# SUPPLIED MATERIAL
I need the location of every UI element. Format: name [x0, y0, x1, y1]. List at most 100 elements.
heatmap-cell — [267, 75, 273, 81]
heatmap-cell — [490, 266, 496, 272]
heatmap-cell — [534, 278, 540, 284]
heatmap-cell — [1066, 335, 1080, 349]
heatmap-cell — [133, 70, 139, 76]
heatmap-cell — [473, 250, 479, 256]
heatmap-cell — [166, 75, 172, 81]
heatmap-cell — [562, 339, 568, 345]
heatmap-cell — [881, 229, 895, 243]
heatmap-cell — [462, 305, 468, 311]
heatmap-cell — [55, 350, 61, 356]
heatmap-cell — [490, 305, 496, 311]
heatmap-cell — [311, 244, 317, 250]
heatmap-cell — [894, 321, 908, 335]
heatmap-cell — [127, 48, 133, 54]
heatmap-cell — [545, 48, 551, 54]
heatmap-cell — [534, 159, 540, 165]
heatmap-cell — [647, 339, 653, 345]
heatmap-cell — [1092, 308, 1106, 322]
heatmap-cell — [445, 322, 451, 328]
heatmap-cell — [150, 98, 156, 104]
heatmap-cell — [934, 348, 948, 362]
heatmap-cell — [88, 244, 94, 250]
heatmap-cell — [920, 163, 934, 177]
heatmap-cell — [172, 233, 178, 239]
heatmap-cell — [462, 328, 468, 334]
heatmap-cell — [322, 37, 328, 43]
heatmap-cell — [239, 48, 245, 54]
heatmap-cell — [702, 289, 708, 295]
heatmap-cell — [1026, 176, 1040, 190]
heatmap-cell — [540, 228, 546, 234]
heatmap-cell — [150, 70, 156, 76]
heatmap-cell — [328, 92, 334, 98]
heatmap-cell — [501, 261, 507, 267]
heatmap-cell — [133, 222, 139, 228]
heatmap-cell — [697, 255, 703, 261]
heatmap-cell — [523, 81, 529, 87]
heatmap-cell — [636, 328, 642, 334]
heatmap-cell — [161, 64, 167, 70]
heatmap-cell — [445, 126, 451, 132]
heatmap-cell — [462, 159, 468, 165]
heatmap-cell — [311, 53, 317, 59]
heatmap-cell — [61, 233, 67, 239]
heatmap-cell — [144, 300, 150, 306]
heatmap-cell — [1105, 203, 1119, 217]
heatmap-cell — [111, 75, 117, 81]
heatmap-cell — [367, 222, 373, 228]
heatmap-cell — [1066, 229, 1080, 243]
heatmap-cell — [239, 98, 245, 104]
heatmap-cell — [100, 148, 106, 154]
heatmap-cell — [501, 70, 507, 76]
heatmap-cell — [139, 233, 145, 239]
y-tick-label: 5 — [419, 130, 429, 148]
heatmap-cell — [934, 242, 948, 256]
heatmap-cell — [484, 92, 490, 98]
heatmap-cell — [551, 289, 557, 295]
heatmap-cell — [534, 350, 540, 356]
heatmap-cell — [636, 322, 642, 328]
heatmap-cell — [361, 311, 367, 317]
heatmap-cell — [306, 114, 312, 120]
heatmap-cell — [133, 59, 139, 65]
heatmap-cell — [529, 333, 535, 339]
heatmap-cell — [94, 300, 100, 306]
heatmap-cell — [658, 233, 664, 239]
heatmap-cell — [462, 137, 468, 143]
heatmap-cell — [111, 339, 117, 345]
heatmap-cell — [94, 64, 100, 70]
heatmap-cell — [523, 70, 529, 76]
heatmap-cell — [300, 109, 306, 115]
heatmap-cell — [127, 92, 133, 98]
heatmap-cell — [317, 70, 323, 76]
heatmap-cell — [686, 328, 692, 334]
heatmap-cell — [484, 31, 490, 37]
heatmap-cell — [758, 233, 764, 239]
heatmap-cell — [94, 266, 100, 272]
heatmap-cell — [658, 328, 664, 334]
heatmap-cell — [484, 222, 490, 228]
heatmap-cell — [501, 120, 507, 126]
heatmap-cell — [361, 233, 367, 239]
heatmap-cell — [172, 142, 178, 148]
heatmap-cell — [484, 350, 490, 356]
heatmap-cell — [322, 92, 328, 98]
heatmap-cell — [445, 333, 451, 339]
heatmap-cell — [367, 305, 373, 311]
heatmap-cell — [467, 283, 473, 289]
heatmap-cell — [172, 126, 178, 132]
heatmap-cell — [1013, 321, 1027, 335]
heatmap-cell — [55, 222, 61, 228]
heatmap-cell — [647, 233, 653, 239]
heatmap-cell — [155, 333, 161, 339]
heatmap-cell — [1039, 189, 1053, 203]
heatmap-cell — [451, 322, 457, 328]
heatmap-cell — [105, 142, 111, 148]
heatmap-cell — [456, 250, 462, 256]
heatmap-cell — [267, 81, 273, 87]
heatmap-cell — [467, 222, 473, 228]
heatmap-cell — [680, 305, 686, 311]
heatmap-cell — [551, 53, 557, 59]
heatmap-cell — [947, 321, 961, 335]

# THE TASK
Identify every line in the listing above that contains the word "need", and copy each of those lines.

# WORKED SOLUTION
I need the location of every UI element. Format: name [x0, y0, x1, y1]. List at most 100 elements.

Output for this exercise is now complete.